Description of the task: Leave out the pictures and reproduce all of the data exactly.

Dataset records:

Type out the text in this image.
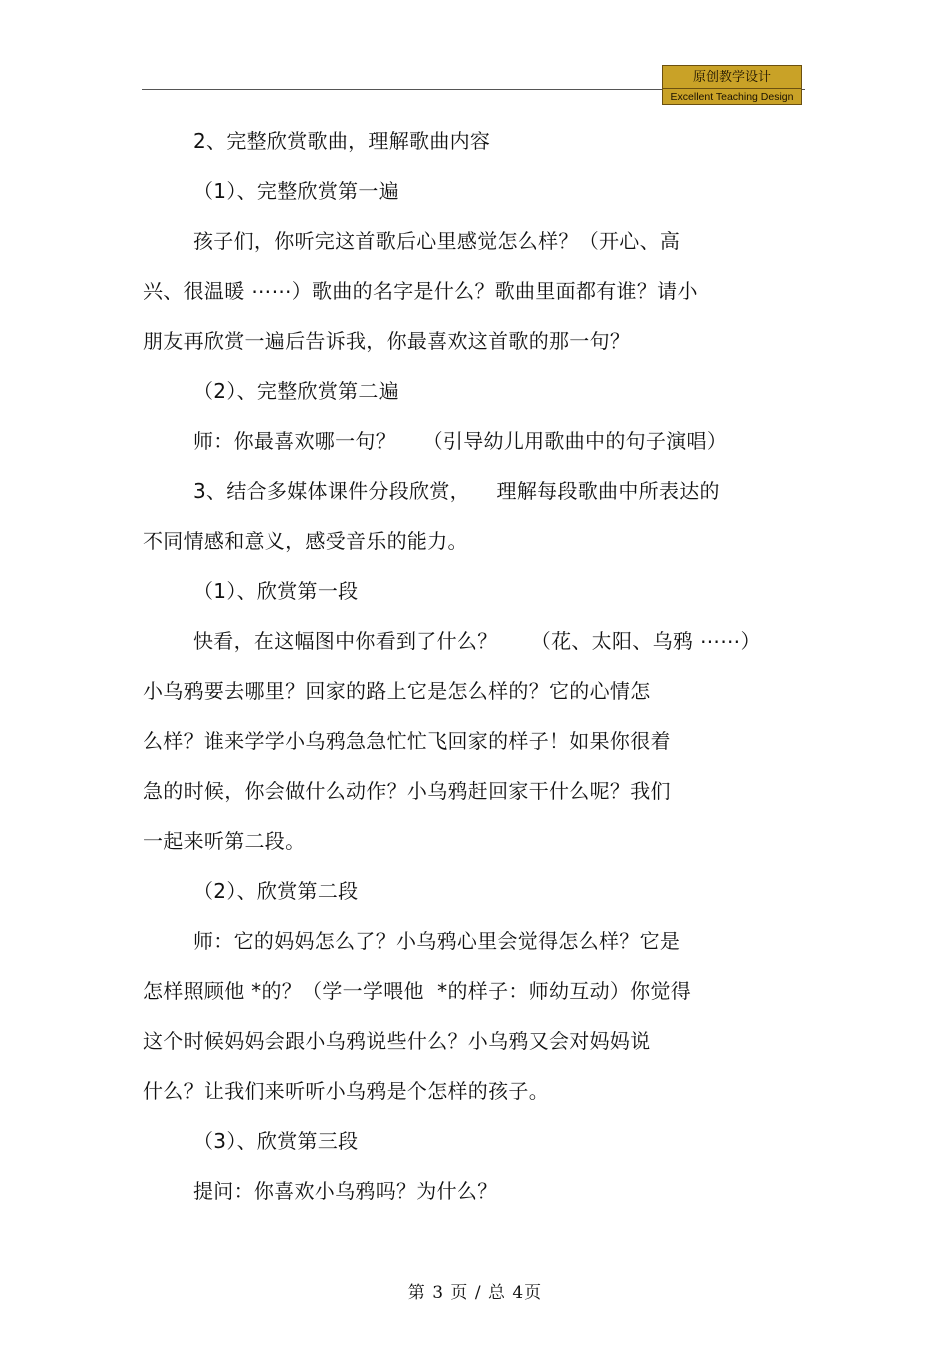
原创教学设计
Excellent Teaching Design
2、完整欣赏歌曲，理解歌曲内容
（1）、完整欣赏第一遍
孩子们，你听完这首歌后心里感觉怎么样？（开心、高
兴、很温暖 ⋯⋯）歌曲的名字是什么？歌曲里面都有谁？请小
朋友再欣赏一遍后告诉我，你最喜欢这首歌的那一句？
（2）、完整欣赏第二遍
师：你最喜欢哪一句？    （引导幼儿用歌曲中的句子演唱）
3、结合多媒体课件分段欣赏，    理解每段歌曲中所表达的
不同情感和意义，感受音乐的能力。
（1）、欣赏第一段
快看，在这幅图中你看到了什么？     （花、太阳、乌鸦 ⋯⋯）
小乌鸦要去哪里？回家的路上它是怎么样的？它的心情怎
么样？谁来学学小乌鸦急急忙忙飞回家的样子！如果你很着
急的时候，你会做什么动作？小乌鸦赶回家干什么呢？我们
一起来听第二段。
（2）、欣赏第二段
师：它的妈妈怎么了？小乌鸦心里会觉得怎么样？它是
怎样照顾他 *的？（学一学喂他  *的样子：师幼互动）你觉得
这个时候妈妈会跟小乌鸦说些什么？小乌鸦又会对妈妈说
什么？让我们来听听小乌鸦是个怎样的孩子。
（3）、欣赏第三段
提问：你喜欢小乌鸦吗？为什么？
第 3 页 / 总 4页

Response to this task:
Type out the text in this image.
原创教学设计
Excellent Teaching Design
2、完整欣赏歌曲，理解歌曲内容
（1）、完整欣赏第一遍
孩子们，你听完这首歌后心里感觉怎么样？（开心、高
兴、很温暖 ⋯⋯）歌曲的名字是什么？歌曲里面都有谁？请小
朋友再欣赏一遍后告诉我，你最喜欢这首歌的那一句？
（2）、完整欣赏第二遍
师：你最喜欢哪一句？    （引导幼儿用歌曲中的句子演唱）
3、结合多媒体课件分段欣赏，    理解每段歌曲中所表达的
不同情感和意义，感受音乐的能力。
（1）、欣赏第一段
快看，在这幅图中你看到了什么？     （花、太阳、乌鸦 ⋯⋯）
小乌鸦要去哪里？回家的路上它是怎么样的？它的心情怎
么样？谁来学学小乌鸦急急忙忙飞回家的样子！如果你很着
急的时候，你会做什么动作？小乌鸦赶回家干什么呢？我们
一起来听第二段。
（2）、欣赏第二段
师：它的妈妈怎么了？小乌鸦心里会觉得怎么样？它是
怎样照顾他 *的？（学一学喂他  *的样子：师幼互动）你觉得
这个时候妈妈会跟小乌鸦说些什么？小乌鸦又会对妈妈说
什么？让我们来听听小乌鸦是个怎样的孩子。
（3）、欣赏第三段
提问：你喜欢小乌鸦吗？为什么？
第 3 页 / 总 4页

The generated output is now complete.